§ **BRIEF**:
Find every line with the word "pour" and give their count, nothing else.

§ **DATA FOR THIS TASK**:
━━━━━━━━

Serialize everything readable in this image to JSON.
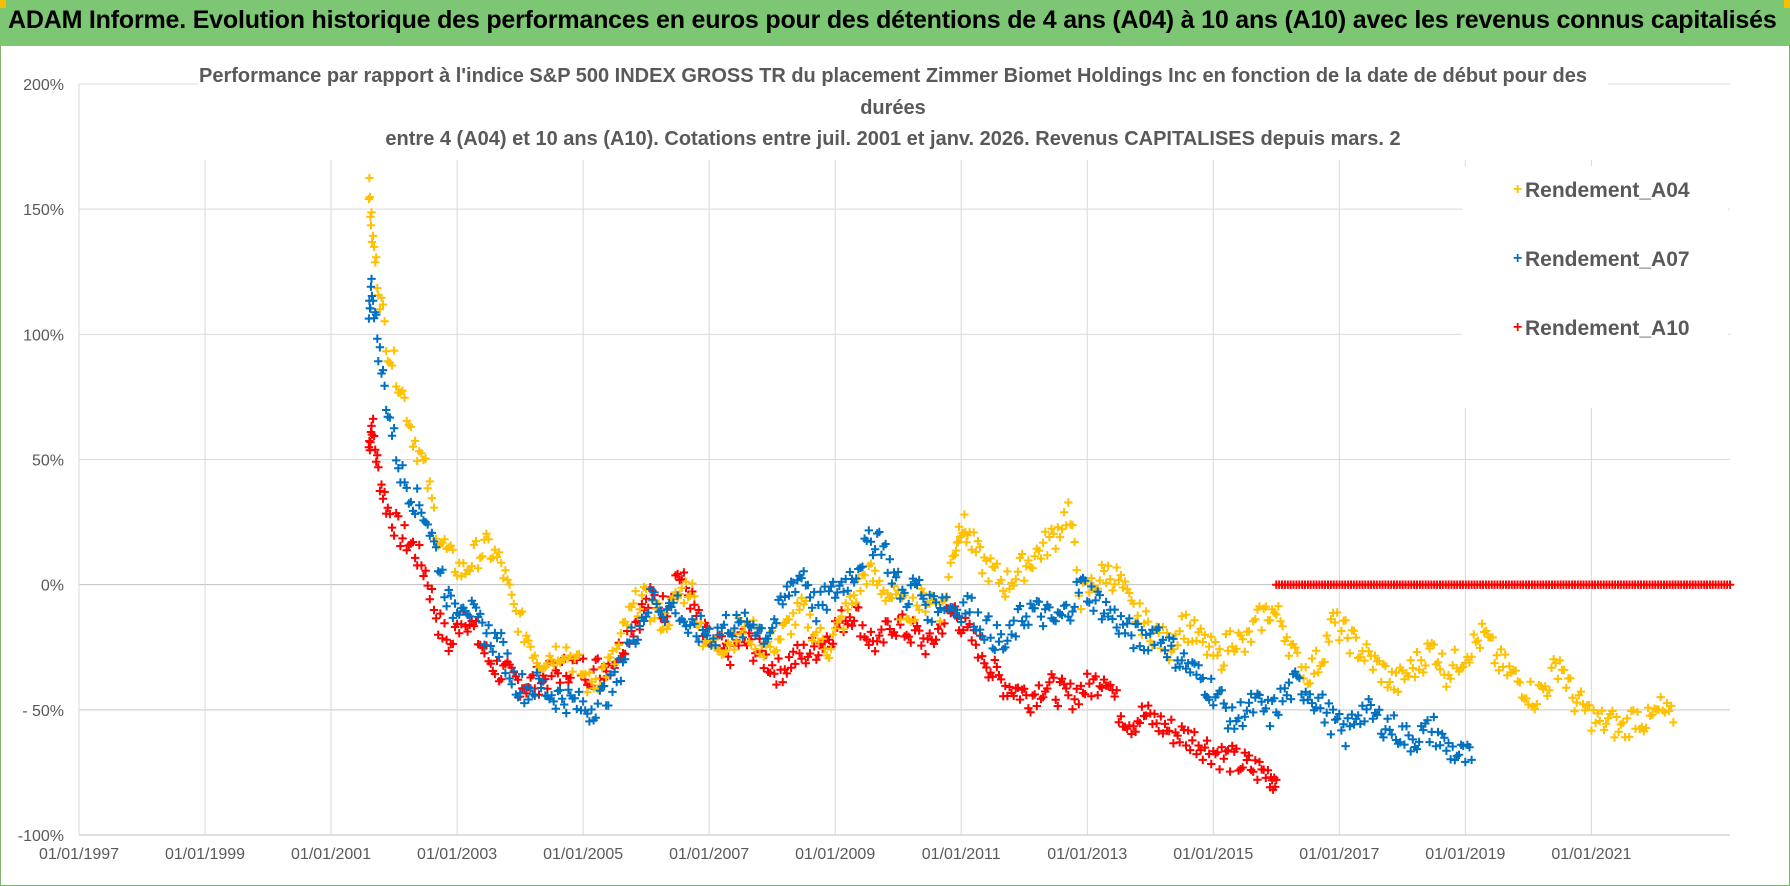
{
  "header": {
    "title": "ADAM Informe. Evolution historique des performances en euros pour des détentions de 4 ans (A04) à 10 ans (A10) avec les revenus connus capitalisés"
  },
  "chart_data": {
    "type": "scatter",
    "title_lines": [
      "Performance par rapport à l'indice S&P 500 INDEX GROSS TR  du placement Zimmer Biomet Holdings Inc en fonction de la date de début pour des",
      "durées",
      "entre 4 (A04) et 10 ans (A10).  Cotations entre juil. 2001 et janv. 2026. Revenus CAPITALISES  depuis mars. 2"
    ],
    "xlabel": "",
    "ylabel": "",
    "x_ticks": [
      "01/01/1997",
      "01/01/1999",
      "01/01/2001",
      "01/01/2003",
      "01/01/2005",
      "01/01/2007",
      "01/01/2009",
      "01/01/2011",
      "01/01/2013",
      "01/01/2015",
      "01/01/2017",
      "01/01/2019",
      "01/01/2021"
    ],
    "xlim": [
      1997.0,
      2023.2
    ],
    "y_ticks": [
      "200%",
      "150%",
      "100%",
      "50%",
      "0%",
      "- 50%",
      "-100%"
    ],
    "ylim": [
      -100,
      200
    ],
    "grid": true,
    "legend_position": "top-right",
    "series": [
      {
        "name": "Rendement_A04",
        "color": "#ffc000",
        "x": [
          2001.6,
          2001.65,
          2001.75,
          2001.9,
          2002.1,
          2002.3,
          2002.5,
          2002.7,
          2002.9,
          2003.1,
          2003.3,
          2003.5,
          2003.7,
          2003.9,
          2004.1,
          2004.3,
          2004.5,
          2004.7,
          2004.9,
          2005.1,
          2005.3,
          2005.5,
          2005.7,
          2005.9,
          2006.1,
          2006.3,
          2006.5,
          2006.7,
          2006.9,
          2007.1,
          2007.3,
          2007.5,
          2007.7,
          2007.9,
          2008.1,
          2008.3,
          2008.5,
          2008.7,
          2008.9,
          2009.1,
          2009.3,
          2009.5,
          2009.7,
          2009.9,
          2010.1,
          2010.3,
          2010.5,
          2010.7,
          2010.9,
          2011.0,
          2011.1,
          2011.3,
          2011.5,
          2011.7,
          2011.9,
          2012.1,
          2012.3,
          2012.5,
          2012.7,
          2012.9,
          2013.1,
          2013.3,
          2013.5,
          2013.7,
          2013.9,
          2014.1,
          2014.3,
          2014.5,
          2014.7,
          2014.9,
          2015.1,
          2015.3,
          2015.5,
          2015.7,
          2015.9,
          2016.1,
          2016.3,
          2016.5,
          2016.7,
          2016.9,
          2017.1,
          2017.3,
          2017.5,
          2017.7,
          2017.9,
          2018.1,
          2018.3,
          2018.5,
          2018.7,
          2018.9,
          2019.1,
          2019.3,
          2019.5,
          2019.7,
          2019.9,
          2020.1,
          2020.3,
          2020.5,
          2020.7,
          2020.9,
          2021.1,
          2021.3,
          2021.5,
          2021.7,
          2021.9,
          2022.1,
          2022.3
        ],
        "y": [
          160,
          140,
          120,
          95,
          80,
          60,
          45,
          20,
          10,
          5,
          12,
          15,
          8,
          -10,
          -20,
          -30,
          -28,
          -25,
          -32,
          -40,
          -35,
          -30,
          -15,
          -5,
          -10,
          -15,
          -5,
          0,
          -20,
          -25,
          -22,
          -18,
          -20,
          -25,
          -22,
          -15,
          -10,
          -20,
          -25,
          -15,
          -5,
          5,
          0,
          -5,
          -10,
          -8,
          -5,
          -10,
          15,
          25,
          20,
          10,
          5,
          0,
          5,
          10,
          15,
          20,
          30,
          -5,
          0,
          5,
          2,
          -10,
          -15,
          -20,
          -25,
          -15,
          -20,
          -25,
          -30,
          -20,
          -25,
          -15,
          -10,
          -15,
          -30,
          -35,
          -30,
          -15,
          -20,
          -25,
          -30,
          -35,
          -40,
          -35,
          -30,
          -25,
          -35,
          -30,
          -25,
          -20,
          -30,
          -35,
          -40,
          -45,
          -40,
          -30,
          -45,
          -50,
          -55,
          -55,
          -58,
          -52,
          -55,
          -50,
          -55
        ],
        "spread": 3
      },
      {
        "name": "Rendement_A07",
        "color": "#0070c0",
        "x": [
          2001.6,
          2001.65,
          2001.75,
          2001.9,
          2002.1,
          2002.3,
          2002.5,
          2002.7,
          2002.9,
          2003.1,
          2003.3,
          2003.5,
          2003.7,
          2003.9,
          2004.1,
          2004.3,
          2004.5,
          2004.7,
          2004.9,
          2005.1,
          2005.3,
          2005.5,
          2005.7,
          2005.9,
          2006.1,
          2006.3,
          2006.5,
          2006.7,
          2006.9,
          2007.1,
          2007.3,
          2007.5,
          2007.7,
          2007.9,
          2008.1,
          2008.3,
          2008.5,
          2008.7,
          2008.9,
          2009.1,
          2009.3,
          2009.5,
          2009.7,
          2009.9,
          2010.1,
          2010.3,
          2010.5,
          2010.7,
          2010.9,
          2011.1,
          2011.3,
          2011.5,
          2011.7,
          2011.9,
          2012.1,
          2012.3,
          2012.5,
          2012.7,
          2012.9,
          2013.1,
          2013.3,
          2013.5,
          2013.7,
          2013.9,
          2014.1,
          2014.3,
          2014.5,
          2014.7,
          2014.9,
          2015.1,
          2015.3,
          2015.5,
          2015.7,
          2015.9,
          2016.1,
          2016.3,
          2016.5,
          2016.7,
          2016.9,
          2017.1,
          2017.3,
          2017.5,
          2017.7,
          2017.9,
          2018.1,
          2018.3,
          2018.5,
          2018.7,
          2018.9,
          2019.1
        ],
        "y": [
          110,
          120,
          95,
          70,
          45,
          35,
          28,
          10,
          -10,
          -5,
          -15,
          -20,
          -25,
          -38,
          -42,
          -40,
          -44,
          -45,
          -48,
          -50,
          -45,
          -40,
          -25,
          -15,
          -5,
          -10,
          -8,
          -20,
          -18,
          -20,
          -15,
          -18,
          -15,
          -20,
          -12,
          0,
          5,
          -10,
          -5,
          0,
          5,
          15,
          20,
          5,
          -5,
          0,
          -10,
          -5,
          -10,
          -8,
          -15,
          -20,
          -25,
          -15,
          -10,
          -12,
          -15,
          -10,
          0,
          -5,
          -10,
          -15,
          -20,
          -22,
          -18,
          -25,
          -30,
          -35,
          -40,
          -45,
          -55,
          -50,
          -48,
          -52,
          -45,
          -40,
          -42,
          -48,
          -55,
          -60,
          -50,
          -52,
          -55,
          -58,
          -62,
          -60,
          -58,
          -65,
          -68,
          -70
        ],
        "spread": 3
      },
      {
        "name": "Rendement_A10",
        "color": "#ff0000",
        "x": [
          2001.6,
          2001.65,
          2001.75,
          2001.9,
          2002.1,
          2002.3,
          2002.5,
          2002.7,
          2002.9,
          2003.1,
          2003.3,
          2003.5,
          2003.7,
          2003.9,
          2004.1,
          2004.3,
          2004.5,
          2004.7,
          2004.9,
          2005.1,
          2005.3,
          2005.5,
          2005.7,
          2005.9,
          2006.1,
          2006.3,
          2006.5,
          2006.7,
          2006.9,
          2007.1,
          2007.3,
          2007.5,
          2007.7,
          2007.9,
          2008.1,
          2008.3,
          2008.5,
          2008.7,
          2008.9,
          2009.1,
          2009.3,
          2009.5,
          2009.7,
          2009.9,
          2010.1,
          2010.3,
          2010.5,
          2010.7,
          2010.9,
          2011.1,
          2011.3,
          2011.5,
          2011.7,
          2011.9,
          2012.1,
          2012.3,
          2012.5,
          2012.7,
          2012.9,
          2013.1,
          2013.3,
          2013.5,
          2013.7,
          2013.9,
          2014.1,
          2014.3,
          2014.5,
          2014.7,
          2014.9,
          2015.1,
          2015.3,
          2015.5,
          2015.7,
          2015.9,
          2016.0
        ],
        "y": [
          55,
          65,
          45,
          30,
          20,
          15,
          5,
          -15,
          -25,
          -10,
          -20,
          -30,
          -35,
          -38,
          -40,
          -38,
          -36,
          -34,
          -32,
          -35,
          -33,
          -30,
          -20,
          -12,
          -5,
          -10,
          5,
          -5,
          -20,
          -25,
          -28,
          -22,
          -25,
          -30,
          -35,
          -30,
          -28,
          -25,
          -20,
          -15,
          -10,
          -20,
          -25,
          -15,
          -18,
          -20,
          -25,
          -15,
          -10,
          -20,
          -25,
          -35,
          -40,
          -42,
          -45,
          -40,
          -42,
          -45,
          -42,
          -40,
          -35,
          -50,
          -55,
          -52,
          -55,
          -58,
          -60,
          -62,
          -65,
          -68,
          -70,
          -72,
          -74,
          -76,
          -78
        ],
        "spread": 3,
        "flat_segment": {
          "x_start": 2016.0,
          "x_end": 2023.2,
          "y": 0
        }
      }
    ]
  }
}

━━━━━━━━

§ **OUTPUT BELOW**:
2